Copy out all the lines in the records that include the word "display".

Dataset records
========================================

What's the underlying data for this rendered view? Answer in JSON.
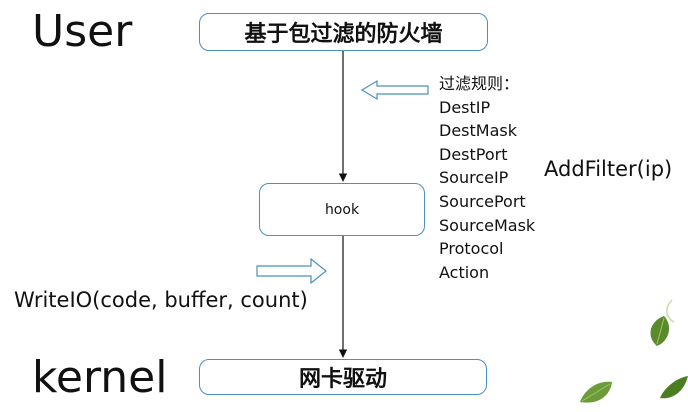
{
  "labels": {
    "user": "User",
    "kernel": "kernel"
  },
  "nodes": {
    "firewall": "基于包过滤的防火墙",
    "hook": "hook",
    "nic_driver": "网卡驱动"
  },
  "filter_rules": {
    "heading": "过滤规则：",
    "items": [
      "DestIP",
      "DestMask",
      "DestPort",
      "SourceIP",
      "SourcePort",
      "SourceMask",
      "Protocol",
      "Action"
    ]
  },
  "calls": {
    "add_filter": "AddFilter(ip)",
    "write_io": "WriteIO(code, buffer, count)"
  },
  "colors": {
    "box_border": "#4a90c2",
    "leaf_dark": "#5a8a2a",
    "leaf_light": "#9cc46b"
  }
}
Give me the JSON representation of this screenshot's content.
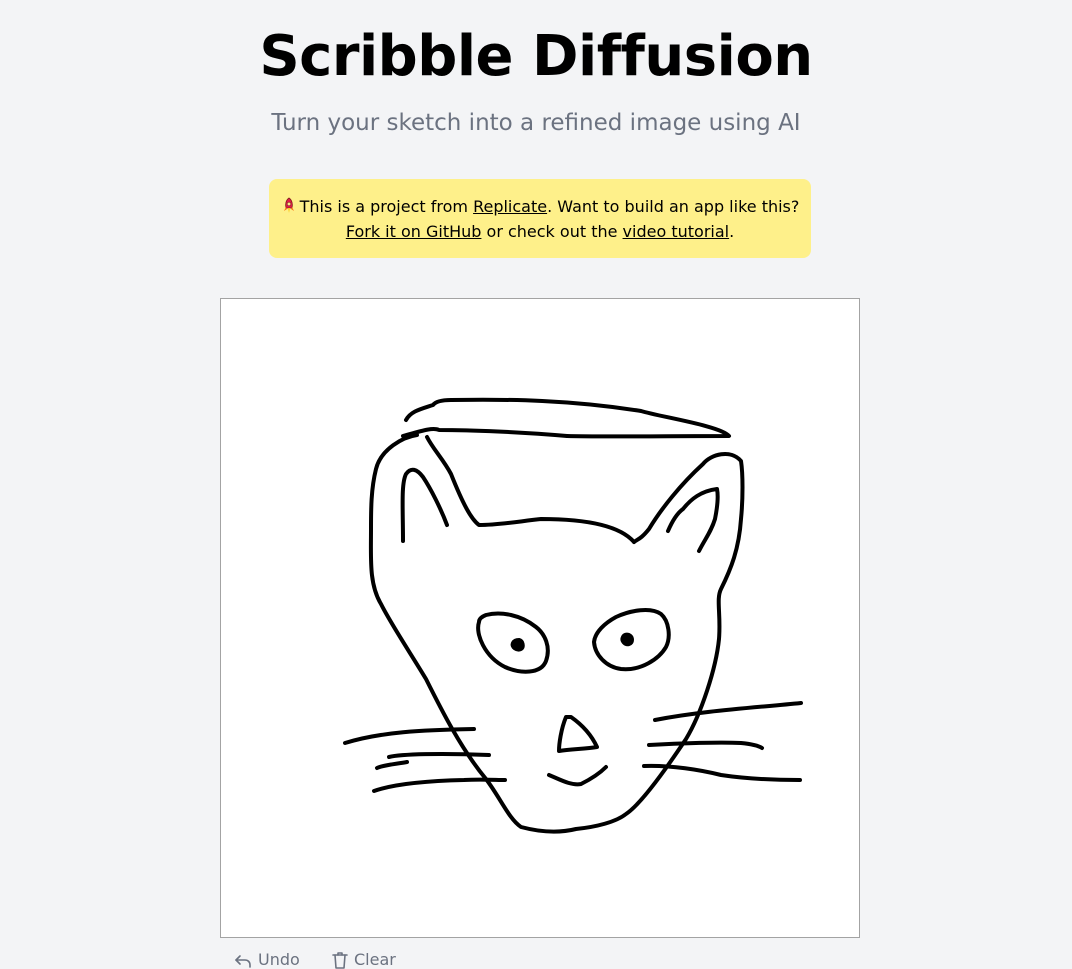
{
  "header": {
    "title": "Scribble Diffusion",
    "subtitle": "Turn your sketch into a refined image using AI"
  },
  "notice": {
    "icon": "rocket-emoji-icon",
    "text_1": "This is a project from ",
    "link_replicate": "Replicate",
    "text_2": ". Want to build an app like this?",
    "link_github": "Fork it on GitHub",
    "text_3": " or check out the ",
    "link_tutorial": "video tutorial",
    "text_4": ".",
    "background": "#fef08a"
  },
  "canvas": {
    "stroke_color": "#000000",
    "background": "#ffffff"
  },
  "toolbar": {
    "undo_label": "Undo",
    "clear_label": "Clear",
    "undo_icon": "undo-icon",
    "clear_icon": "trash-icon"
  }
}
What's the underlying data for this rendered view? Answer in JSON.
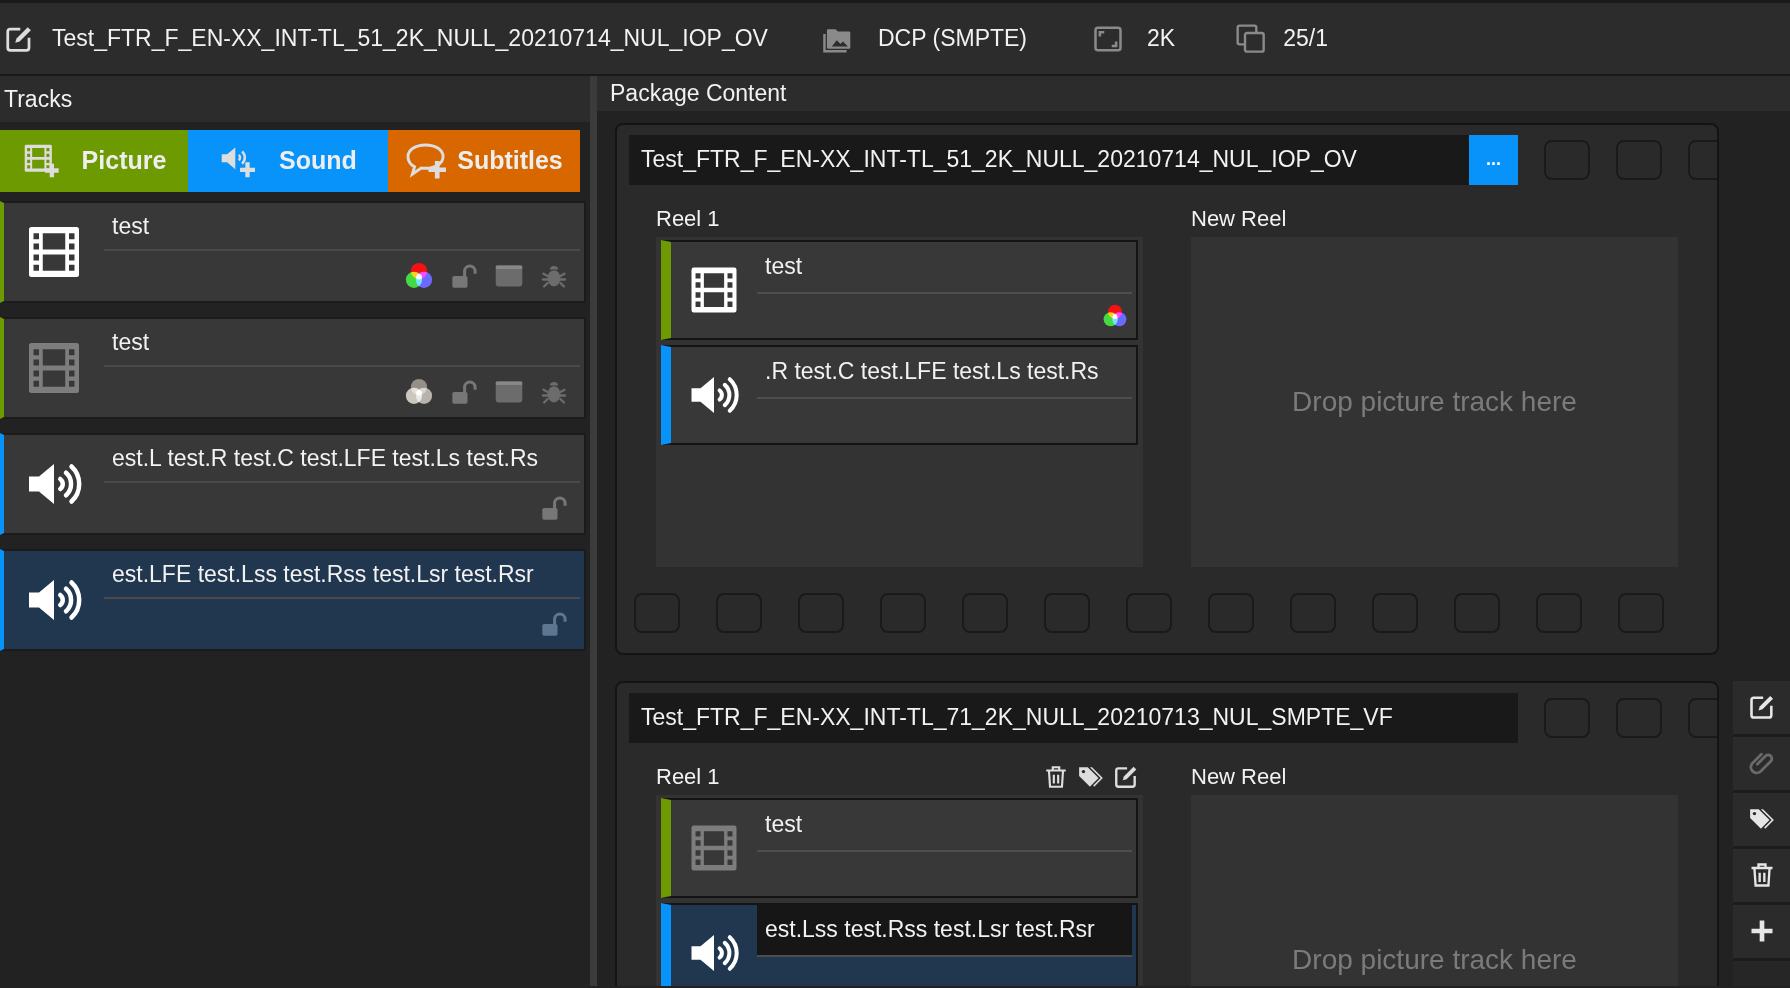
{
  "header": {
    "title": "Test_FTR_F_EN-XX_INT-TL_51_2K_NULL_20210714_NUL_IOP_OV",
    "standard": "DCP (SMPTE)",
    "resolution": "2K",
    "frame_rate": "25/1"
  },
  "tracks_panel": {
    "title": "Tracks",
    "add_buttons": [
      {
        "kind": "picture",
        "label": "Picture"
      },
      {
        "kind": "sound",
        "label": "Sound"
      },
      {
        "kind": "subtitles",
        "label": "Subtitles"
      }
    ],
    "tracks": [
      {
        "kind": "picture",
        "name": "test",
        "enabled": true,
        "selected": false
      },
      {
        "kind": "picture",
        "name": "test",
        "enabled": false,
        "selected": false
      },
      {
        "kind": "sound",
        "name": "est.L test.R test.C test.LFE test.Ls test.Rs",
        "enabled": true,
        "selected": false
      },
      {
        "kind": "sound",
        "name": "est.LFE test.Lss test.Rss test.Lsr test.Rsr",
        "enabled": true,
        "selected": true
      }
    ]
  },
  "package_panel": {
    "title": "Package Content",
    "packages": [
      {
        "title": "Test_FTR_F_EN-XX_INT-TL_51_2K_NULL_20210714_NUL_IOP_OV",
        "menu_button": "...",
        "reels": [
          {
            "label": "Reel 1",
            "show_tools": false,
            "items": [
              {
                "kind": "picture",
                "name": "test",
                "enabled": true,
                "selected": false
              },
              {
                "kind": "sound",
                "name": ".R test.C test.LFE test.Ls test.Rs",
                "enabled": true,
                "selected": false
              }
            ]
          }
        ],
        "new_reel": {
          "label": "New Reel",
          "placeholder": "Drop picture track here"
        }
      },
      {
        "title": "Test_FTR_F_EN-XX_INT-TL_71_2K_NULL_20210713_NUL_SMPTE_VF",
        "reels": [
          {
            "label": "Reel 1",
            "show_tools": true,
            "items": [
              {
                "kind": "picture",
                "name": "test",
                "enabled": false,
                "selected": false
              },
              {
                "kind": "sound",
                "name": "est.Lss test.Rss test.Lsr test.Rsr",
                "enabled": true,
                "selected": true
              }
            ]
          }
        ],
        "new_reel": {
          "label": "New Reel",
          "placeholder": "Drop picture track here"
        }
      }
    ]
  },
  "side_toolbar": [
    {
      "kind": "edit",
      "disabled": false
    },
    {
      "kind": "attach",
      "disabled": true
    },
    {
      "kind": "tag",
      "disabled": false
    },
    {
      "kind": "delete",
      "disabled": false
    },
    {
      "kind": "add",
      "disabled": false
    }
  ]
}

========================================

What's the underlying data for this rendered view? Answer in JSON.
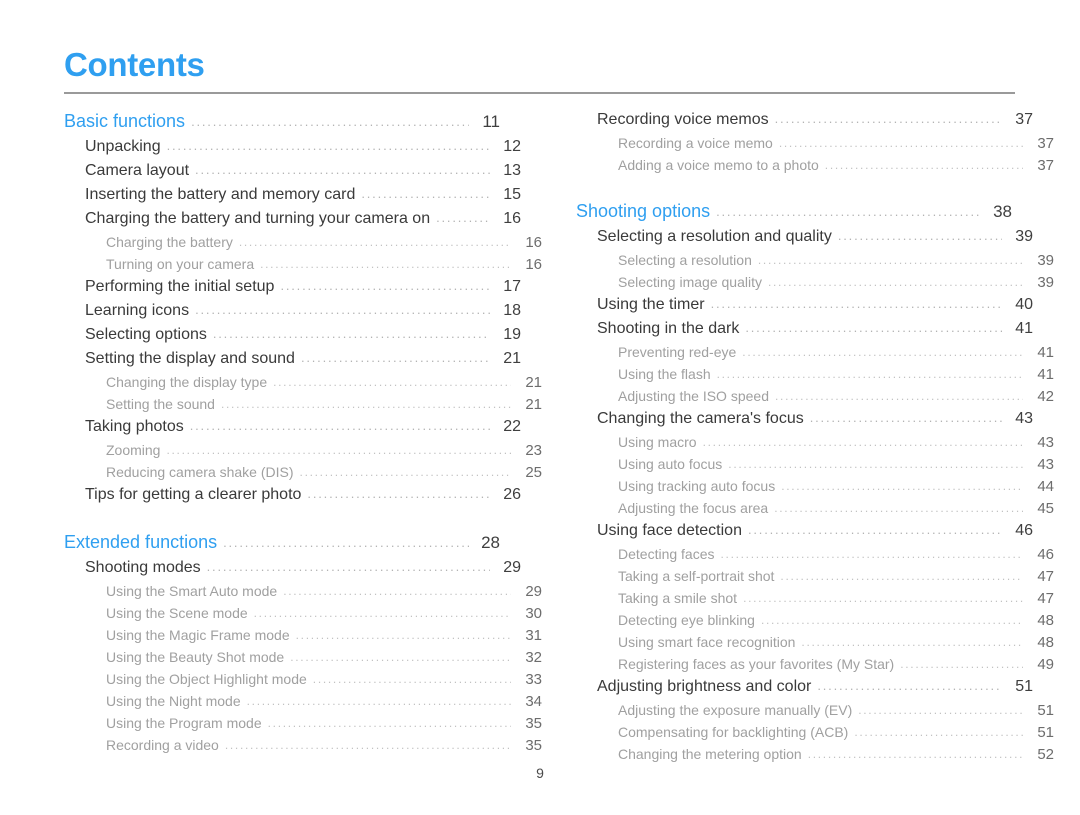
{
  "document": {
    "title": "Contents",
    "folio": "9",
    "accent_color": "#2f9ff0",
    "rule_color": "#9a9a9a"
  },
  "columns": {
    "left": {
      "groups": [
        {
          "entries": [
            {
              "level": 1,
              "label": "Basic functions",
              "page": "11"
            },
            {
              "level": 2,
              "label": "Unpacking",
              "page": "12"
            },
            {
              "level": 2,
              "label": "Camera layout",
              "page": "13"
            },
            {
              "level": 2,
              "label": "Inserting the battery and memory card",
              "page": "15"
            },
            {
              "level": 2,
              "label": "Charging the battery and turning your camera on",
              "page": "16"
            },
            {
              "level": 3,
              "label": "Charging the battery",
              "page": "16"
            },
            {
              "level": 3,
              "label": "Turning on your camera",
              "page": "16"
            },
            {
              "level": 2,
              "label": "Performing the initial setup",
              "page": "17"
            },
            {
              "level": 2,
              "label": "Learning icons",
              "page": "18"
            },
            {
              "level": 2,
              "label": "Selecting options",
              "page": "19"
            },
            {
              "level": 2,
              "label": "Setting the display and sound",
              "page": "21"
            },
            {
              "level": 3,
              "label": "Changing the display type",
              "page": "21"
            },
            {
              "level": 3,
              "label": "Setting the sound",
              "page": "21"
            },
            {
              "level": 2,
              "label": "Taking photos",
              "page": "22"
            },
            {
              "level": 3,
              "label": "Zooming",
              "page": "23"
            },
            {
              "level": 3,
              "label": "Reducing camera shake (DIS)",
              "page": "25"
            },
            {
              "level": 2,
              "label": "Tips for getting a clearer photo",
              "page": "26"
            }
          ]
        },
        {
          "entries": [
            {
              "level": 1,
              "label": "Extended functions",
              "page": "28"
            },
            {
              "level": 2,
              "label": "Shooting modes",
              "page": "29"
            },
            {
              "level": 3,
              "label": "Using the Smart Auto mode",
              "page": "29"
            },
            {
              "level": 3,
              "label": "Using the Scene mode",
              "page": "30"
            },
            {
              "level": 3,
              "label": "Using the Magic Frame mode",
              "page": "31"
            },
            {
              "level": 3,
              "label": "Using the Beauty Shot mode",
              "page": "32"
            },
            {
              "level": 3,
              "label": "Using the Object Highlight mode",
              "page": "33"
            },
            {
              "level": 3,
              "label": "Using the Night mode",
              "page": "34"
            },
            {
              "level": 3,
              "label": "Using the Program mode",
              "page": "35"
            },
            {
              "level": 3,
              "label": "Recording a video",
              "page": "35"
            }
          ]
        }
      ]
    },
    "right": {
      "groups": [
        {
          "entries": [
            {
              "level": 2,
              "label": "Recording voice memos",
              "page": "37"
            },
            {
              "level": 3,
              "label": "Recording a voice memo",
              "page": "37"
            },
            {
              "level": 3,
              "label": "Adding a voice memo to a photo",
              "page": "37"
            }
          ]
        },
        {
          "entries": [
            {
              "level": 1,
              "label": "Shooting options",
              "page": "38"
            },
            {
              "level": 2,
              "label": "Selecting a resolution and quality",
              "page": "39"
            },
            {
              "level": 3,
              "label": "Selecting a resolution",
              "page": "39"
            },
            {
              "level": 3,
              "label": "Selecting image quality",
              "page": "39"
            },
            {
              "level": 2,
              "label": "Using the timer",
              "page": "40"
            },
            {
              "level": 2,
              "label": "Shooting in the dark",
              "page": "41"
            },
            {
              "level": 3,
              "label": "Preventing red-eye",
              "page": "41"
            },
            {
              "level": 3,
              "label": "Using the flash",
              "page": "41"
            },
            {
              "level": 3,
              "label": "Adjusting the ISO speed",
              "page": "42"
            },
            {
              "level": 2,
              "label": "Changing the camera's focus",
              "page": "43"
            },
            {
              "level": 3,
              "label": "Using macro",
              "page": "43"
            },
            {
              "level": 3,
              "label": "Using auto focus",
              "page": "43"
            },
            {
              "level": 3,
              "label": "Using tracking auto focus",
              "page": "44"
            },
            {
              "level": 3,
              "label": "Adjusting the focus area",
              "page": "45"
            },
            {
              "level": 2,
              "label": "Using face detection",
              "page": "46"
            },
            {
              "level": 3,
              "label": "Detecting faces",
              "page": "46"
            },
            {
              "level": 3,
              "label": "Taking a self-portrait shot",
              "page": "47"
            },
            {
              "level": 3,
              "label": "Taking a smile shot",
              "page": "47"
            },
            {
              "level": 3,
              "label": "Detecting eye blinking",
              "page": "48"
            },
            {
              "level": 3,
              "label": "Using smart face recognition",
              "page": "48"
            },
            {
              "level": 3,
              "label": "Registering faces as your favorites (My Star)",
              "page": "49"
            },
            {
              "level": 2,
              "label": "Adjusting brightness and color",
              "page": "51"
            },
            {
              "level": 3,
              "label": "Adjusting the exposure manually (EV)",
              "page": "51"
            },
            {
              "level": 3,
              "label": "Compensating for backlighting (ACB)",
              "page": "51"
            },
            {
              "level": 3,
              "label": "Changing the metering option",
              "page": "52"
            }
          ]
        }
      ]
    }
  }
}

========================================

**ANSWER:**
              "label": "Setting the display and sound",
              "label": "Changing the display type",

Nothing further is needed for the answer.